__Exercise__.
Return all of the data exactly as given.

-------------------------

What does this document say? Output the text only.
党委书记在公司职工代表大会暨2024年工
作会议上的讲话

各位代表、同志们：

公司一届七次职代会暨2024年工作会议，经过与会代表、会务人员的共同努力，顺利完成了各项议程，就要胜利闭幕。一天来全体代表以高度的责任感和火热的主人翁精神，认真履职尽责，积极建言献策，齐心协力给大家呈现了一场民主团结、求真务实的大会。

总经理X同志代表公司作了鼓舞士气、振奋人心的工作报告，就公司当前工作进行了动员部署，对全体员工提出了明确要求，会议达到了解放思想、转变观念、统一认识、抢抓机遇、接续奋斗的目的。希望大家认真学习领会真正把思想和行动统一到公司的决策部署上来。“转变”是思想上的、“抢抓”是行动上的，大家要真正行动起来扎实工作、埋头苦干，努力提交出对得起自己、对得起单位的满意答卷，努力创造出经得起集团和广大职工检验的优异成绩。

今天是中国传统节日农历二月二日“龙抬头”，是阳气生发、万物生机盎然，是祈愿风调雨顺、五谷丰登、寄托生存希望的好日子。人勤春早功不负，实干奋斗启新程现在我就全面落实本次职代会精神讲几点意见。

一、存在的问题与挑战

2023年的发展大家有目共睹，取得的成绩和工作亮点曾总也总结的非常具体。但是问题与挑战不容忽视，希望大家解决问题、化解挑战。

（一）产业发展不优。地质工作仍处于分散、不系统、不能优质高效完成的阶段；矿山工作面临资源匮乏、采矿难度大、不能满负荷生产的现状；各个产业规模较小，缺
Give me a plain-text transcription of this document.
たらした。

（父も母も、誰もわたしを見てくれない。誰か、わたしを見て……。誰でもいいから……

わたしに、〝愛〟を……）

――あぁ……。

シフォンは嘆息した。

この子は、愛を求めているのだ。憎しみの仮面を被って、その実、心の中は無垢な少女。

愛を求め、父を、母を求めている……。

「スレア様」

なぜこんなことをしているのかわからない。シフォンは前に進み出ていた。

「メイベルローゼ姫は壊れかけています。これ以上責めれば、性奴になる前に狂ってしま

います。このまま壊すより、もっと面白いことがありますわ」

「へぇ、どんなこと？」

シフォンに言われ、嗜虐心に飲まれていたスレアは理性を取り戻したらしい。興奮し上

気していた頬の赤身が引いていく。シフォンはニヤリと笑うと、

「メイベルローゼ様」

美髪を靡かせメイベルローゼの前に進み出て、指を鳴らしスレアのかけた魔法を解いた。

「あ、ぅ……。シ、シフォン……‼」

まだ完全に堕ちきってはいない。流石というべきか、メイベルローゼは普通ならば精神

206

-------------------------

__Completed task__.
What does this document say? Output the text only.
党委书记在公司职工代表大会暨2024年工
作会议上的讲话

各位代表、同志们：

公司一届七次职代会暨2024年工作会议，经过与会代表、会务人员的共同努力，顺利完成了各项议程，就要胜利闭幕。一天来全体代表以高度的责任感和火热的主人翁精神，认真履职尽责，积极建言献策，齐心协力给大家呈现了一场民主团结、求真务实的大会。

总经理X同志代表公司作了鼓舞士气、振奋人心的工作报告，就公司当前工作进行了动员部署，对全体员工提出了明确要求，会议达到了解放思想、转变观念、统一认识、抢抓机遇、接续奋斗的目的。希望大家认真学习领会真正把思想和行动统一到公司的决策部署上来。“转变”是思想上的、“抢抓”是行动上的，大家要真正行动起来扎实工作、埋头苦干，努力提交出对得起自己、对得起单位的满意答卷，努力创造出经得起集团和广大职工检验的优异成绩。

今天是中国传统节日农历二月二日“龙抬头”，是阳气生发、万物生机盎然，是祈愿风调雨顺、五谷丰登、寄托生存希望的好日子。人勤春早功不负，实干奋斗启新程现在我就全面落实本次职代会精神讲几点意见。

一、存在的问题与挑战

2023年的发展大家有目共睹，取得的成绩和工作亮点曾总也总结的非常具体。但是问题与挑战不容忽视，希望大家解决问题、化解挑战。

（一）产业发展不优。地质工作仍处于分散、不系统、不能优质高效完成的阶段；矿山工作面临资源匮乏、采矿难度大、不能满负荷生产的现状；各个产业规模较小，缺
Give me a plain-text transcription of this document.
たらした。

（父も母も、誰もわたしを見てくれない。誰か、わたしを見て……。誰でもいいから……

わたしに、〝愛〟を……）

――あぁ……。

シフォンは嘆息した。

この子は、愛を求めているのだ。憎しみの仮面を被って、その実、心の中は無垢な少女。

愛を求め、父を、母を求めている……。

「スレア様」

なぜこんなことをしているのかわからない。シフォンは前に進み出ていた。

「メイベルローゼ姫は壊れかけています。これ以上責めれば、性奴になる前に狂ってしま

います。このまま壊すより、もっと面白いことがありますわ」

「へぇ、どんなこと？」

シフォンに言われ、嗜虐心に飲まれていたスレアは理性を取り戻したらしい。興奮し上

気していた頬の赤身が引いていく。シフォンはニヤリと笑うと、

「メイベルローゼ様」

美髪を靡かせメイベルローゼの前に進み出て、指を鳴らしスレアのかけた魔法を解いた。

「あ、ぅ……。シ、シフォン……‼」

まだ完全に堕ちきってはいない。流石というべきか、メイベルローゼは普通ならば精神

206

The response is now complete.